WHAT YOU HAVE TO DO —
Write the material out again in full, exactly.

━━━ RECORDS SHOWN

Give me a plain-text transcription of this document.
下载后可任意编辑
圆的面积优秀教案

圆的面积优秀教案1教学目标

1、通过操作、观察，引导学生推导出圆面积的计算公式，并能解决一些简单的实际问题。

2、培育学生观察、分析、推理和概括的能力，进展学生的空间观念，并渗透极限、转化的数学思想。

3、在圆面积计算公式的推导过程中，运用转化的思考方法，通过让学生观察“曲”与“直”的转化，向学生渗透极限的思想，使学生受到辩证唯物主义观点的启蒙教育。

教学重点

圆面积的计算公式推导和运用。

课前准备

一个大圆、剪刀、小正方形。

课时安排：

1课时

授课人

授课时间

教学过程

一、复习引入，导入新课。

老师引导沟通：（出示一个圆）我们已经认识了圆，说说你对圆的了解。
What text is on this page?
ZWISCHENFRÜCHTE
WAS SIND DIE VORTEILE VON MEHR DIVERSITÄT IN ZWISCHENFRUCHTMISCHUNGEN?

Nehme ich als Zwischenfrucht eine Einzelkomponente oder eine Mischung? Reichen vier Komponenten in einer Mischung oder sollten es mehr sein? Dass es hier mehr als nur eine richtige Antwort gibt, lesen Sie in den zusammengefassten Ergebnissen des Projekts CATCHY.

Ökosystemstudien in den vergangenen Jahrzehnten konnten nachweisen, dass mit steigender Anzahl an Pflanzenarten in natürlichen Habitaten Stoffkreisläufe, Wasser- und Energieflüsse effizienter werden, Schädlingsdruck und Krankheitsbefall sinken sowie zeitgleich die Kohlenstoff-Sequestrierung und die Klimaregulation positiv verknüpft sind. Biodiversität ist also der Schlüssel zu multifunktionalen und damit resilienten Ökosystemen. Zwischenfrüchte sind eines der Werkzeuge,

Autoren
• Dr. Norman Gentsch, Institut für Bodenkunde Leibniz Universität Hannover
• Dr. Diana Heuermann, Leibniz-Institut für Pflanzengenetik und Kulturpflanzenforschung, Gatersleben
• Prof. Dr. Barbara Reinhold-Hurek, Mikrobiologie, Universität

━━━━━━

SOLUTION FOR THIS EXERCISE —
Give me a plain-text transcription of this document.
下载后可任意编辑
圆的面积优秀教案

圆的面积优秀教案1教学目标

1、通过操作、观察，引导学生推导出圆面积的计算公式，并能解决一些简单的实际问题。

2、培育学生观察、分析、推理和概括的能力，进展学生的空间观念，并渗透极限、转化的数学思想。

3、在圆面积计算公式的推导过程中，运用转化的思考方法，通过让学生观察“曲”与“直”的转化，向学生渗透极限的思想，使学生受到辩证唯物主义观点的启蒙教育。

教学重点

圆面积的计算公式推导和运用。

课前准备

一个大圆、剪刀、小正方形。

课时安排：

1课时

授课人

授课时间

教学过程

一、复习引入，导入新课。

老师引导沟通：（出示一个圆）我们已经认识了圆，说说你对圆的了解。
What text is on this page?
ZWISCHENFRÜCHTE
WAS SIND DIE VORTEILE VON MEHR DIVERSITÄT IN ZWISCHENFRUCHTMISCHUNGEN?

Nehme ich als Zwischenfrucht eine Einzelkomponente oder eine Mischung? Reichen vier Komponenten in einer Mischung oder sollten es mehr sein? Dass es hier mehr als nur eine richtige Antwort gibt, lesen Sie in den zusammengefassten Ergebnissen des Projekts CATCHY.

Ökosystemstudien in den vergangenen Jahrzehnten konnten nachweisen, dass mit steigender Anzahl an Pflanzenarten in natürlichen Habitaten Stoffkreisläufe, Wasser- und Energieflüsse effizienter werden, Schädlingsdruck und Krankheitsbefall sinken sowie zeitgleich die Kohlenstoff-Sequestrierung und die Klimaregulation positiv verknüpft sind. Biodiversität ist also der Schlüssel zu multifunktionalen und damit resilienten Ökosystemen. Zwischenfrüchte sind eines der Werkzeuge,

Autoren
• Dr. Norman Gentsch, Institut für Bodenkunde Leibniz Universität Hannover
• Dr. Diana Heuermann, Leibniz-Institut für Pflanzengenetik und Kulturpflanzenforschung, Gatersleben
• Prof. Dr. Barbara Reinhold-Hurek, Mikrobiologie, Universität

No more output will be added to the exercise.